**ИСХОДНЫЙ ОТРЫВОК**:
Ирина Архипова - Музыка жизни
Когда папу направили строить элеваторы в Средней Азии, нам приходилось жить там и в аулах, и в городе Кокчетаве. Там же, в Средней Азии, в Семипалатинске, родился мой первый брат Владимир. Потом папу перевели на строительство элеватора в Новороссийске. С этим городом связан очень смешной эпизод. Нам надо было срочно уезжать (почему срочно — не помню) из города. Времени на сборы не было — пароход не будет ждать. И началась суматоха поспешных сборов, в которой маме помогали папины друзья по институту (надо сказать, что папа и его сокурсники долгие годы сохраняли свое студенческое братство). Потом, когда мы приехали на новое место, мама начала распаковывать вещи. Развязывая какой-то узел, она ахнула. Начался гомерический хохот. Оказалось, что кто-то из помогавших нам в сборах схватил прямо с плиты сковородку с находившейся там жареной картошкой да так и засунул ее в тюк. Это было так по-студенчески непосредственно — чего там разбираться! Времени нет!
Помню поездку на строительство электростанции в Днепродзержинске, где мы жили в поселке инженерно-технических работников (ИТР) в каком-то маленьком домике. Правда, тогда город назывался по-старому — Каменское. Таким я его и запомнила. Участвовал папа и в строительстве Днепрогэса. Конечно, в моей памяти запечатлелись не эти сооружения, а то, что меня окружало непосредственно, — люди, звуки, природа. Мне особенно нравилось, как по вечерам пели украинские народные песни. И природа вокруг была удивительной. Тогда без боязни можно было пить воду из Сожа или Днепра — такой она была чистой. После весенних разливов в прибрежных лугах и низинах оставались маленькие озерца. Для нас, детей, они были словно большие аквариумы: смотришь в них, а они настолько прозрачные, что видно все, что там происходит. Мы подолгу могли наблюдать, как там плавает рыба — серебристая, с красными перышками-плавниками.

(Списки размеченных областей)
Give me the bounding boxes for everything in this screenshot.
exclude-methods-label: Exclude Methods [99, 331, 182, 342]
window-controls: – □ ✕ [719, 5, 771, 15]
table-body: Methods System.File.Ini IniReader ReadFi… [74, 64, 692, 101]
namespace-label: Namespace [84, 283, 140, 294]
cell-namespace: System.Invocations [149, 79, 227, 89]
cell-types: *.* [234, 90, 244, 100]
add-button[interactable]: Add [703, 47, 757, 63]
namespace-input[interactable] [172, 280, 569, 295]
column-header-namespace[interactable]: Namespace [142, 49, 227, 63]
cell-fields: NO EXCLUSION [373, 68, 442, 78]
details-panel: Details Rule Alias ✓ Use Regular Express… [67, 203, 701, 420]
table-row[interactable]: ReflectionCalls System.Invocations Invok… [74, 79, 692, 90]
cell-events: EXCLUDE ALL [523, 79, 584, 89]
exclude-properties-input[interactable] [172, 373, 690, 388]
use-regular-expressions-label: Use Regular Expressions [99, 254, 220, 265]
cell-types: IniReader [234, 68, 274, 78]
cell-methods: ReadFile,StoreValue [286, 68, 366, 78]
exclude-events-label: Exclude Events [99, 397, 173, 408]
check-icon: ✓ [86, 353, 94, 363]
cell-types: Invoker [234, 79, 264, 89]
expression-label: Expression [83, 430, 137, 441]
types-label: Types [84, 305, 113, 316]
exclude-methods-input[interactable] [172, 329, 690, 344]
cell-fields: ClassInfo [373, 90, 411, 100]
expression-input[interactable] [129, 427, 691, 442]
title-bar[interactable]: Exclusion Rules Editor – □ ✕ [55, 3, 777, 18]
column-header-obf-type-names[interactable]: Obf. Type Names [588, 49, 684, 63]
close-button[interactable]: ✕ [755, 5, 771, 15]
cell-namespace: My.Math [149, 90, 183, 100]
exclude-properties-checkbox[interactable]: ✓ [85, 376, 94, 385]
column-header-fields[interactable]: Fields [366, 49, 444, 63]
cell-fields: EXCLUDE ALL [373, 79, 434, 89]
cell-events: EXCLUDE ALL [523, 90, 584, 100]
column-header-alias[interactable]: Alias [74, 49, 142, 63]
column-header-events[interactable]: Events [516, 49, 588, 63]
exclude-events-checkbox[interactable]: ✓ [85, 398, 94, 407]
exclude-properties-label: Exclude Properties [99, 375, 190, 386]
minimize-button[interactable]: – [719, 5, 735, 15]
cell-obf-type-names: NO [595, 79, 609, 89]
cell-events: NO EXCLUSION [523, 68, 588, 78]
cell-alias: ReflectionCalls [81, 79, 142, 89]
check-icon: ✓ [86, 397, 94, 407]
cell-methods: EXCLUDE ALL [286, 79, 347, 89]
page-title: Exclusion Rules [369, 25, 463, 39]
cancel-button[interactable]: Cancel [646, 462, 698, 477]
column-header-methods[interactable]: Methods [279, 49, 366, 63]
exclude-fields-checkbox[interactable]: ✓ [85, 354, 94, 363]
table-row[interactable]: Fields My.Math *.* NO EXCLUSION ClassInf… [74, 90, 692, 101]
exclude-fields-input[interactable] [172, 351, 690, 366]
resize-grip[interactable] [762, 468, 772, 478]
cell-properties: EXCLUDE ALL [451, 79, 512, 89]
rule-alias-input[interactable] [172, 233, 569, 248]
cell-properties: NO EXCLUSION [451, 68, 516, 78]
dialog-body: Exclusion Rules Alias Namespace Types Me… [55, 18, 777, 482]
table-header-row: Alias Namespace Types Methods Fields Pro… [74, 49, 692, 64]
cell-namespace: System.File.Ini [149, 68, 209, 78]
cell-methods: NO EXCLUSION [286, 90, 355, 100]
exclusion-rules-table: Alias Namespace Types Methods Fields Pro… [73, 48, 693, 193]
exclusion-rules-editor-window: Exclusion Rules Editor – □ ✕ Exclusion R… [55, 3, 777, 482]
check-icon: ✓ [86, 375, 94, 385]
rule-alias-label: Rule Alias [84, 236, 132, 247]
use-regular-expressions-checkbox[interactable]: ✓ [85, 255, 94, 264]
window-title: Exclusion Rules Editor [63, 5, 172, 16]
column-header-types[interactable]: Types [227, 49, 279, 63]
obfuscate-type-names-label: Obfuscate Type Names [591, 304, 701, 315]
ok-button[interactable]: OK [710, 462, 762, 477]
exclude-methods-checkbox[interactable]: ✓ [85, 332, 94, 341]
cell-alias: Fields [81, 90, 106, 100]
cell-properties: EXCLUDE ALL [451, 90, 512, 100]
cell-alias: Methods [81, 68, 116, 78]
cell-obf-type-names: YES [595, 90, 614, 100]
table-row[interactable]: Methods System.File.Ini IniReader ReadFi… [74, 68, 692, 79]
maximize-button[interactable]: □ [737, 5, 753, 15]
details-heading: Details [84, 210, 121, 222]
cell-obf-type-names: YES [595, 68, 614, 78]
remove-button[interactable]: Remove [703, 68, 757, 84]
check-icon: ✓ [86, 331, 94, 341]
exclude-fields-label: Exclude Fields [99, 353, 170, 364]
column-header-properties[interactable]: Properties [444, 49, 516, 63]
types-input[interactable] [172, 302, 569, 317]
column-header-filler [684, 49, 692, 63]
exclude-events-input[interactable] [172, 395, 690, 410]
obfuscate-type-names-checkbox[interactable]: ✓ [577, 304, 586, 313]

**ТРЕБОВАНИЯ**:
(a) Верните без изменений фрагмент воспоминаний о детстве от «Помню поездку на» до «с красными перышками-плавниками.» включительно.
(b) Продолжите воспоминания о детстве, начав сразу после их последнего предложения.

**РЕЗУЛЬТАТЫ ЗАДАНИЙ**:
(a)
Помню поездку на строительство электростанции в Днепродзержинске, где мы жили в поселке инженерно-технических работников (ИТР) в каком-то маленьком домике. Правда, тогда город назывался по-старому — Каменское. Таким я его и запомнила. Участвовал папа и в строительстве Днепрогэса. Конечно, в моей памяти запечатлелись не эти сооружения, а то, что меня окружало непосредственно, — люди, звуки, природа. Мне особенно нравилось, как по вечерам пели украинские народные песни. И природа вокруг была удивительной. Тогда без боязни можно было пить воду из Сожа или Днепра — такой она была чистой. После весенних разливов в прибрежных лугах и низинах оставались маленькие озерца. Для нас, детей, они были словно большие аквариумы: смотришь в них, а они настолько прозрачные, что видно все, что там происходит. Мы подолгу могли наблюдать, как там плавает рыба — серебристая, с красными перышками-плавниками.

(b)
Папа был человеком энергичным, подвижным, и однажды мы совершили с ним настоящее путешествие. Помню, как сначала мы плыли по реке Сож на небольшом пароходике, на Днепре пересели на пароход побольше и спустились на нем вниз, до устья. Из города Николаева уже на настоящем морском судне добрались до Батуми, а оттуда вернулись по железной дороге в Москву. Нетрудно себе представить, сколько впечатлений мы получили, сколько нового и необычного для себя увидели.
Когда мы с братом стали подрастать и пошли в школу, мама уже не могла сопровождать папу в его странствиях по стройкам. А потом в этом отпала необходимость: папа стал принимать участие в московских стройках. Он работал на строительстве комплекса зданий Библиотеки им. Ленина, начинал возводить Дворец Советов, который должен был подняться на месте снесенного в декабре 1931 года Храма Христа Спасителя. (Кстати, я помню, правда, не очень отчетливо — из-за малого возраста — тот, еше не разрушенный храм.) С годами папа стал крупным специалистом в области строительства, с огромным практическим опытом, его пригласили на преподавательскую работу в московский вуз, впоследствии он стал профессором.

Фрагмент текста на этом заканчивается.